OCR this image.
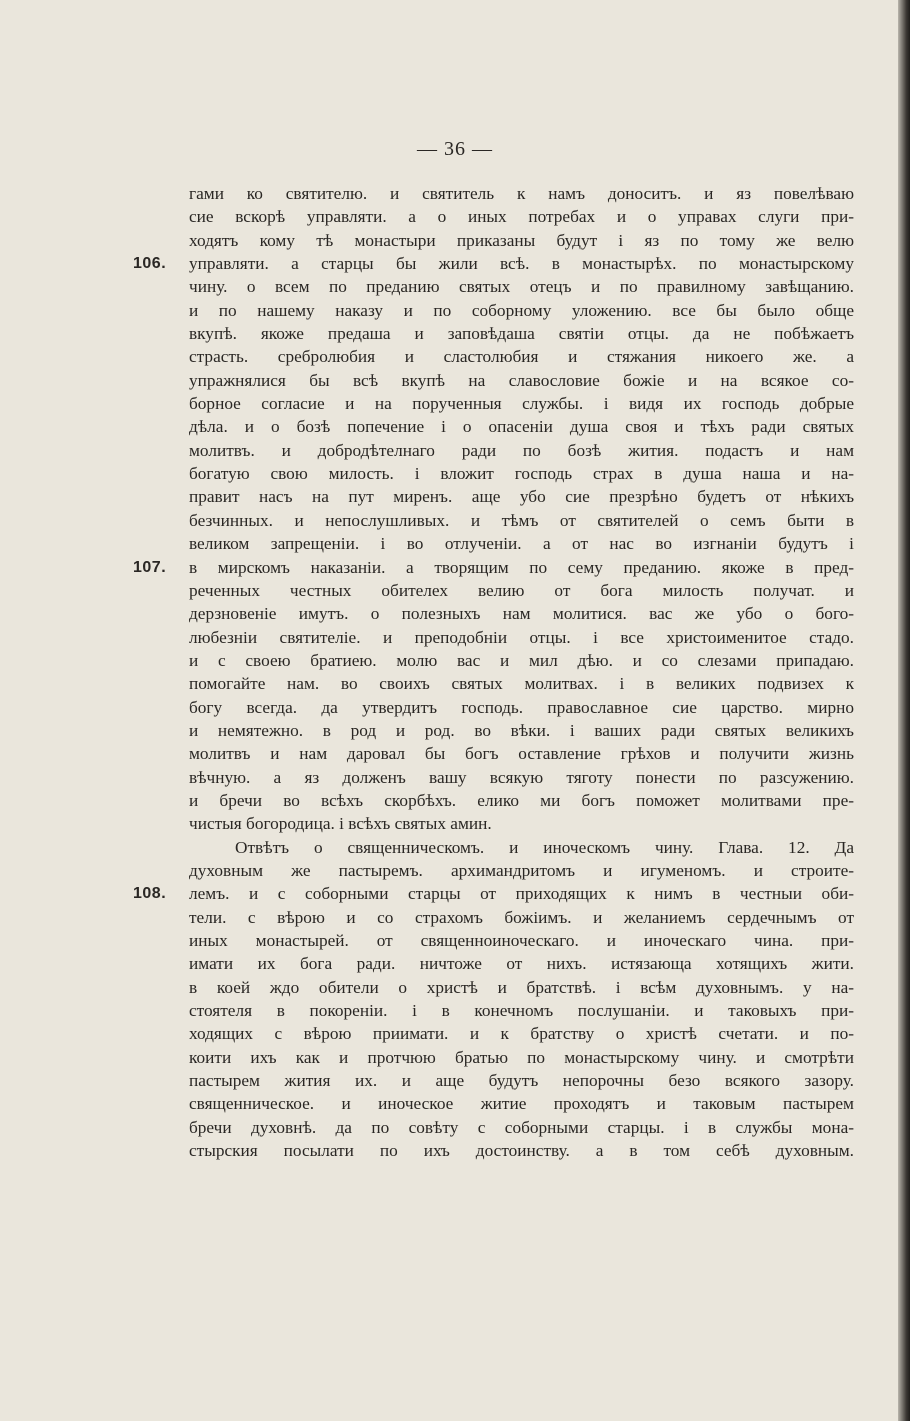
— 36 —
гами ко святителю. и святитель к намъ доноситъ. и яз повелѣваю
сие вскорѣ управляти. а о иных потребах и о управах слуги при-
ходятъ кому тѣ монастыри приказаны будут і яз по тому же велю
управляти. а старцы бы жили всѣ. в монастырѣх. по монастырскому
106.
чину. о всем по преданию святых отецъ и по правилному завѣщанию.
и по нашему наказу и по соборному уложению. все бы было обще
вкупѣ. якоже предаша и заповѣдаша святіи отцы. да не побѣжаетъ
страсть. сребролюбия и сластолюбия и стяжания никоего же. а
упражнялися бы всѣ вкупѣ на славословие божіе и на всякое со-
борное согласие и на порученныя службы. і видя их господь добрые
дѣла. и о бозѣ попечение і о опасеніи душа своя и тѣхъ ради святых
молитвъ. и добродѣтелнаго ради по бозѣ жития. подастъ и нам
богатую свою милость. і вложит господь страх в душа наша и на-
правит насъ на пут миренъ. аще убо сие презрѣно будетъ от нѣкихъ
безчинных. и непослушливых. и тѣмъ от святителей о семъ быти в
великом запрещеніи. і во отлученіи. а от нас во изгнаніи будутъ і
в мирскомъ наказаніи. а творящим по сему преданию. якоже в пред-
107.
реченных честных обителех велию от бога милость получат. и
дерзновеніе имутъ. о полезныхъ нам молитися. вас же убо о бого-
любезніи святителіе. и преподобніи отцы. і все христоименитое стадо.
и с своею братиею. молю вас и мил дѣю. и со слезами припадаю.
помогайте нам. во своихъ святых молитвах. і в великих подвизех к
богу всегда. да утвердитъ господь. православное сие царство. мирно
и немятежно. в род и род. во вѣки. і ваших ради святых великихъ
молитвъ и нам даровал бы богъ оставление грѣхов и получити жизнь
вѣчную. а яз долженъ вашу всякую тяготу понести по разсужению.
и бречи во всѣхъ скорбѣхъ. елико ми богъ поможет молитвами пре-
чистыя богородица. і всѣхъ святых амин.
Отвѣтъ о священническомъ. и иноческомъ чину. Глава. 12. Да
духовным же пастыремъ. архимандритомъ и игуменомъ. и строите-
лемъ. и с соборными старцы от приходящих к нимъ в честныи оби-
108.
тели. с вѣрою и со страхомъ божіимъ. и желаниемъ сердечнымъ от
иных монастырей. от священноиноческаго. и иноческаго чина. при-
имати их бога ради. ничтоже от нихъ. истязающа хотящихъ жити.
в коей ждо обители о христѣ и братствѣ. і всѣм духовнымъ. у на-
стоятеля в покореніи. і в конечномъ послушаніи. и таковыхъ при-
ходящих с вѣрою приимати. и к братству о христѣ счетати. и по-
коити ихъ как и протчюю братью по монастырскому чину. и смотрѣти
пастырем жития их. и аще будутъ непорочны безо всякого зазору.
священническое. и иноческое житие проходятъ и таковым пастырем
бречи духовнѣ. да по совѣту с соборными старцы. і в службы мона-
стырския посылати по ихъ достоинству. а в том себѣ духовным.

● WHAT THE TASK ASKS
Copy each line above that contains the word "милость".

● PROBLEM SOLUTION
богатую свою милость. і вложит господь страх в душа наша и на-
реченных честных обителех велию от бога милость получат. и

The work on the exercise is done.